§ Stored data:
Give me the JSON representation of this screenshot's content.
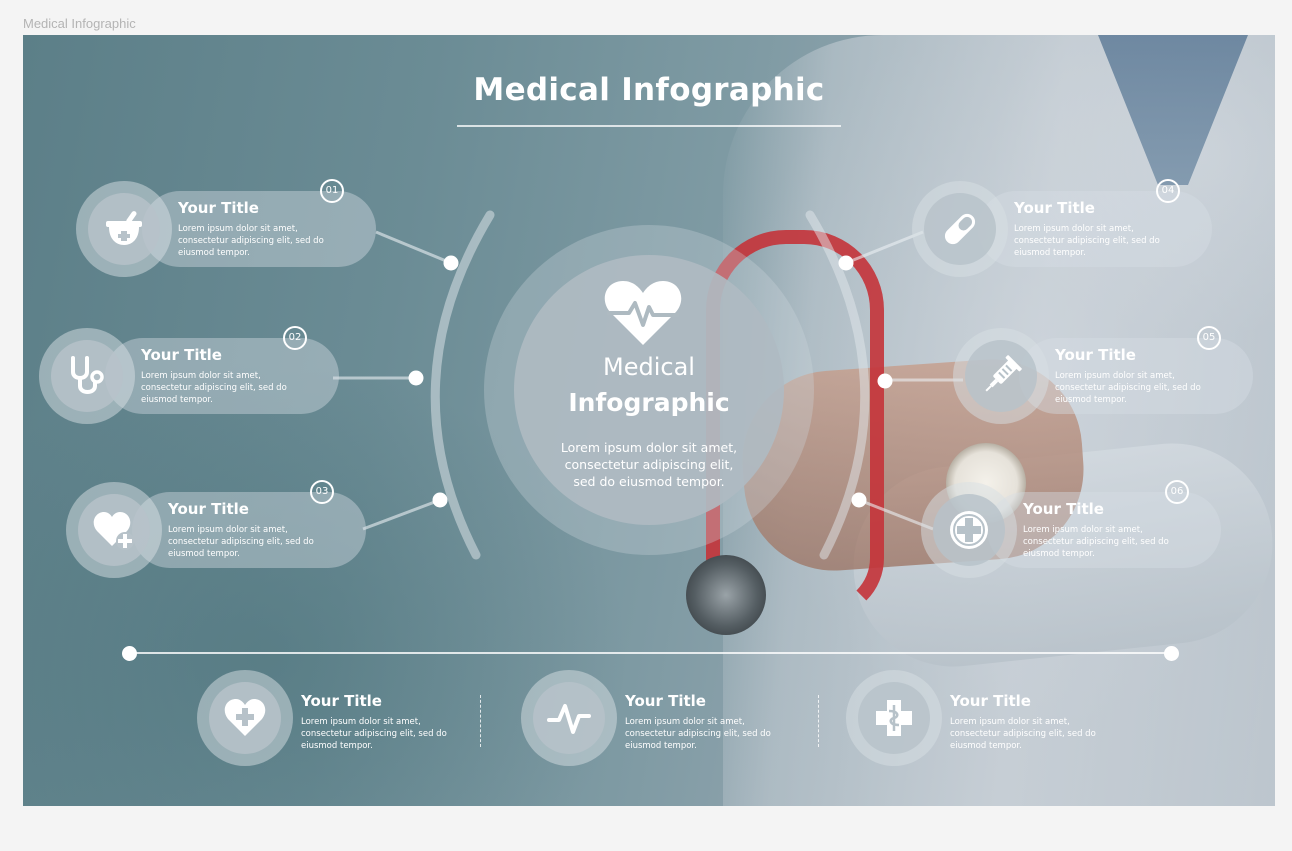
{
  "frame_label": "Medical Infographic",
  "header": {
    "title": "Medical Infographic"
  },
  "center": {
    "line1": "Medical",
    "line2": "Infographic",
    "description": "Lorem ipsum dolor sit amet, consectetur adipiscing elit, sed do eiusmod tempor."
  },
  "items": [
    {
      "number": "01",
      "title": "Your Title",
      "text": "Lorem ipsum dolor sit amet, consectetur adipiscing elit, sed do eiusmod tempor.",
      "icon": "mortar-pestle-icon"
    },
    {
      "number": "02",
      "title": "Your Title",
      "text": "Lorem ipsum dolor sit amet, consectetur adipiscing elit, sed do eiusmod tempor.",
      "icon": "stethoscope-icon"
    },
    {
      "number": "03",
      "title": "Your Title",
      "text": "Lorem ipsum dolor sit amet, consectetur adipiscing elit, sed do eiusmod tempor.",
      "icon": "heart-plus-icon"
    },
    {
      "number": "04",
      "title": "Your Title",
      "text": "Lorem ipsum dolor sit amet, consectetur adipiscing elit, sed do eiusmod tempor.",
      "icon": "pill-icon"
    },
    {
      "number": "05",
      "title": "Your Title",
      "text": "Lorem ipsum dolor sit amet, consectetur adipiscing elit, sed do eiusmod tempor.",
      "icon": "syringe-icon"
    },
    {
      "number": "06",
      "title": "Your Title",
      "text": "Lorem ipsum dolor sit amet, consectetur adipiscing elit, sed do eiusmod tempor.",
      "icon": "medical-cross-icon"
    }
  ],
  "bottom_items": [
    {
      "title": "Your Title",
      "text": "Lorem ipsum dolor sit amet, consectetur adipiscing elit, sed do eiusmod tempor.",
      "icon": "heart-cross-icon"
    },
    {
      "title": "Your Title",
      "text": "Lorem ipsum dolor sit amet, consectetur adipiscing elit, sed do eiusmod tempor.",
      "icon": "pulse-icon"
    },
    {
      "title": "Your Title",
      "text": "Lorem ipsum dolor sit amet, consectetur adipiscing elit, sed do eiusmod tempor.",
      "icon": "pharmacy-cross-icon"
    }
  ],
  "colors": {
    "accent": "#ffffff",
    "background": "#7e9aa3"
  }
}
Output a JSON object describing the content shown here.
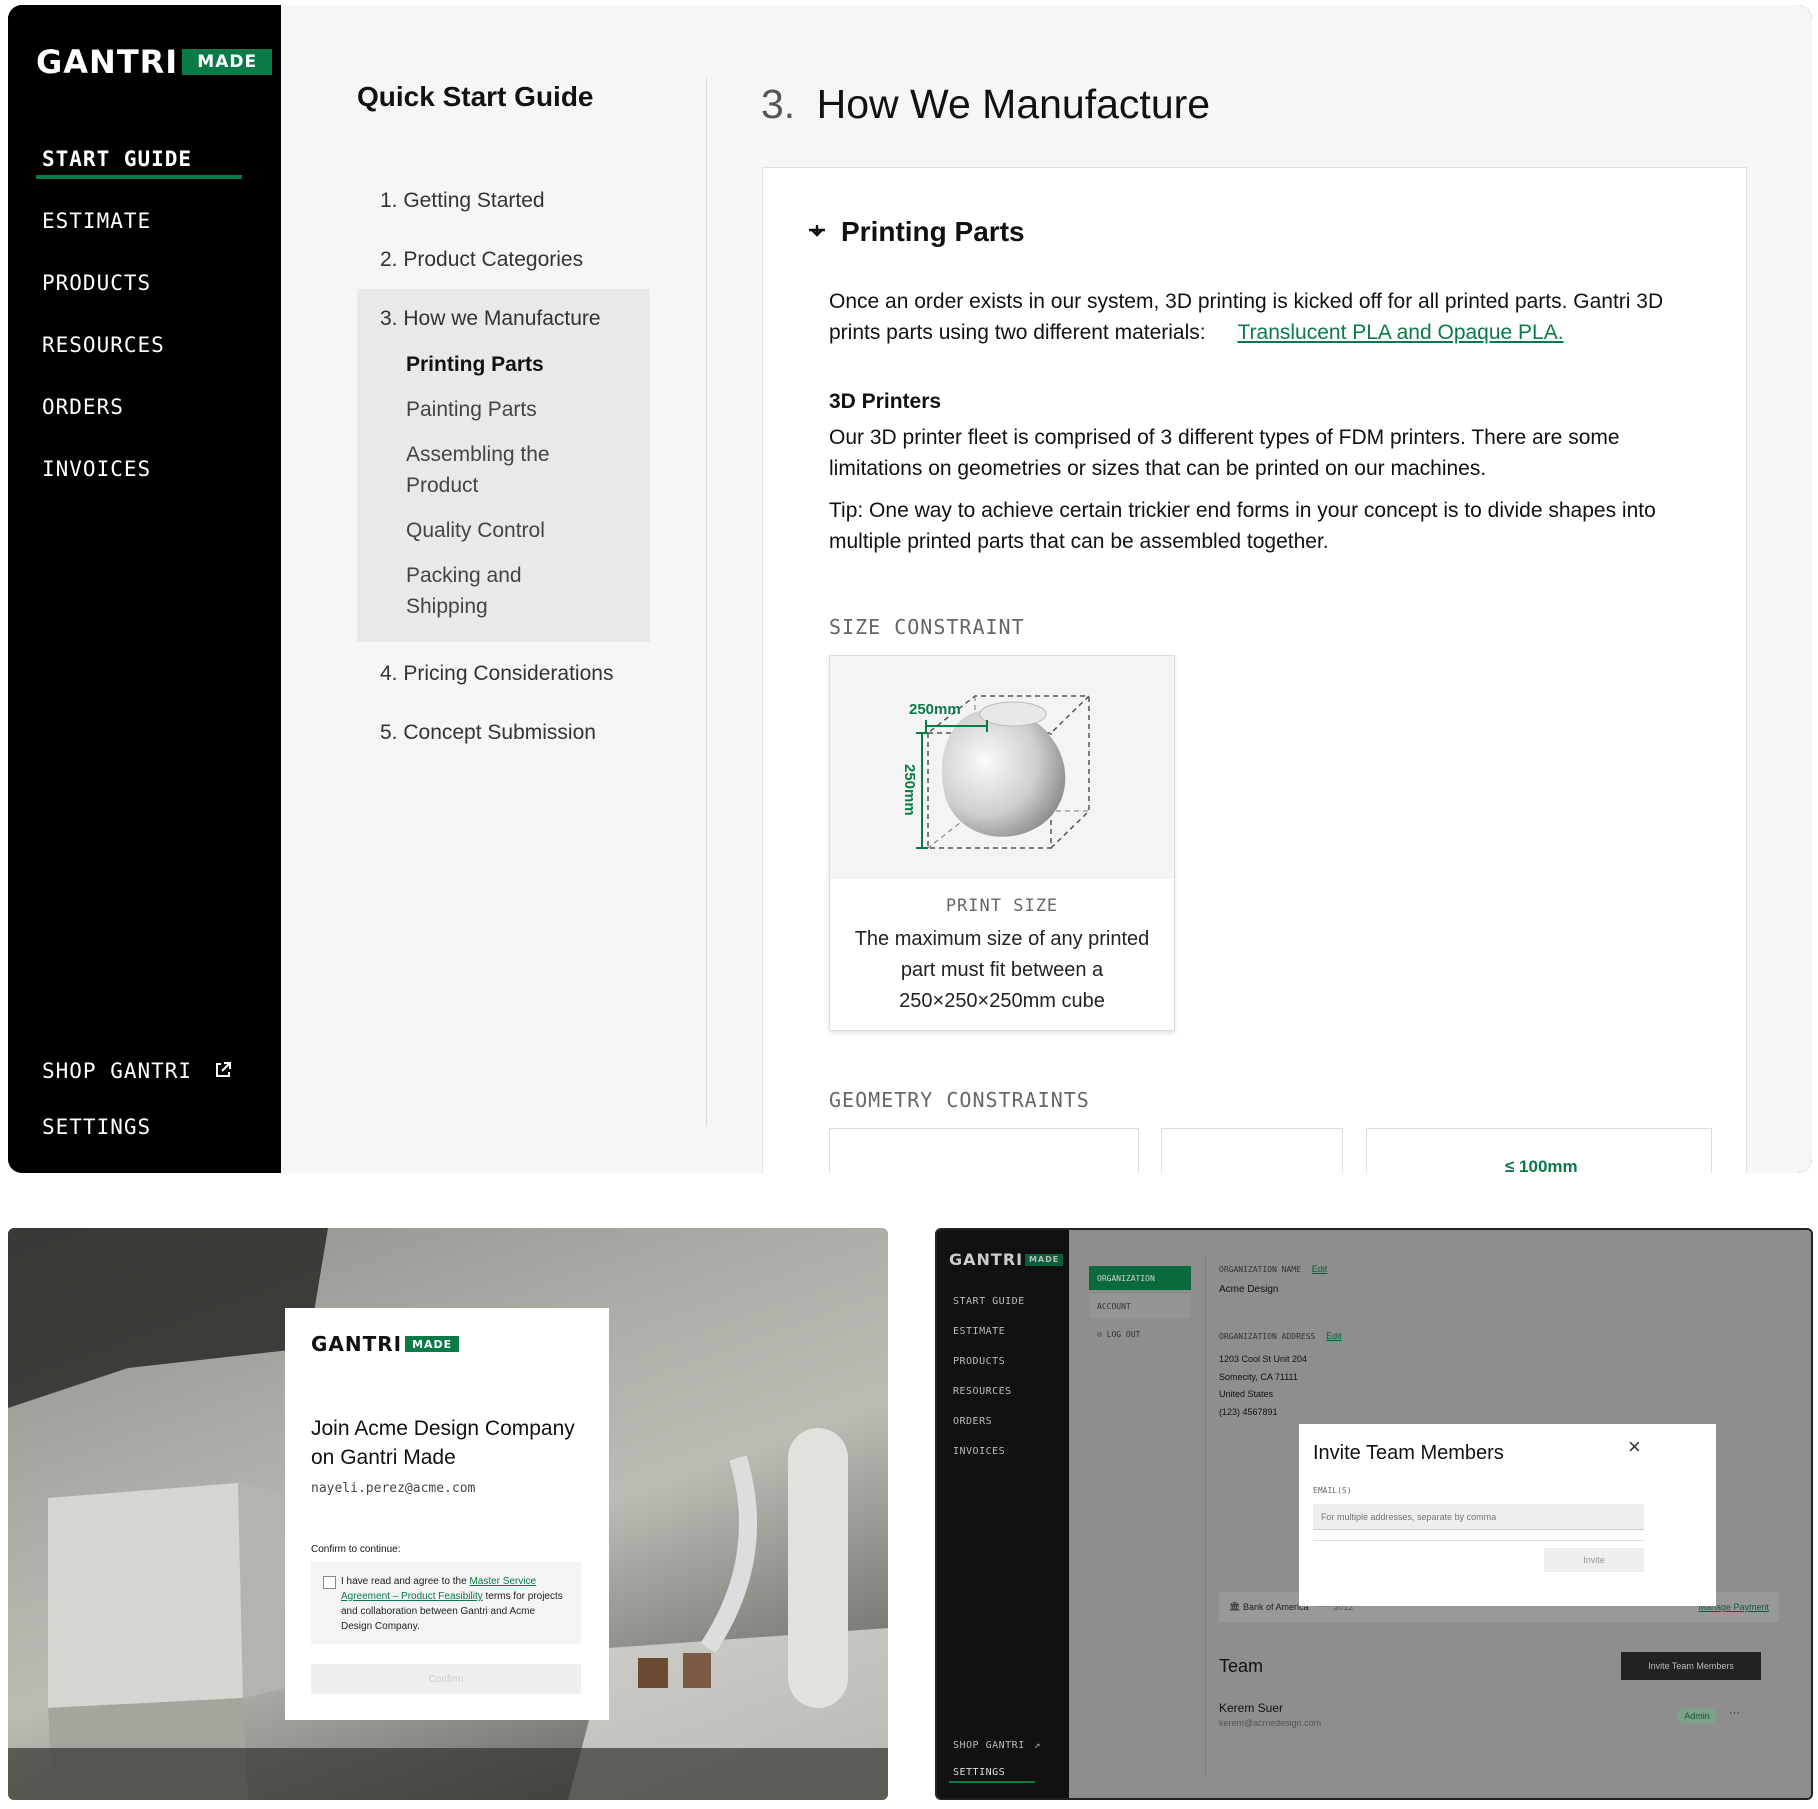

§ WHAT THIS TASK INVOLVES:
Track down every line of the material containing the string "number", and copy it.

§ WRITTEN ANSWER:
      "number": "01",
      "number": "02",
      "number": "03",
      "number": "04",
      "number": "05",
      "number": "06",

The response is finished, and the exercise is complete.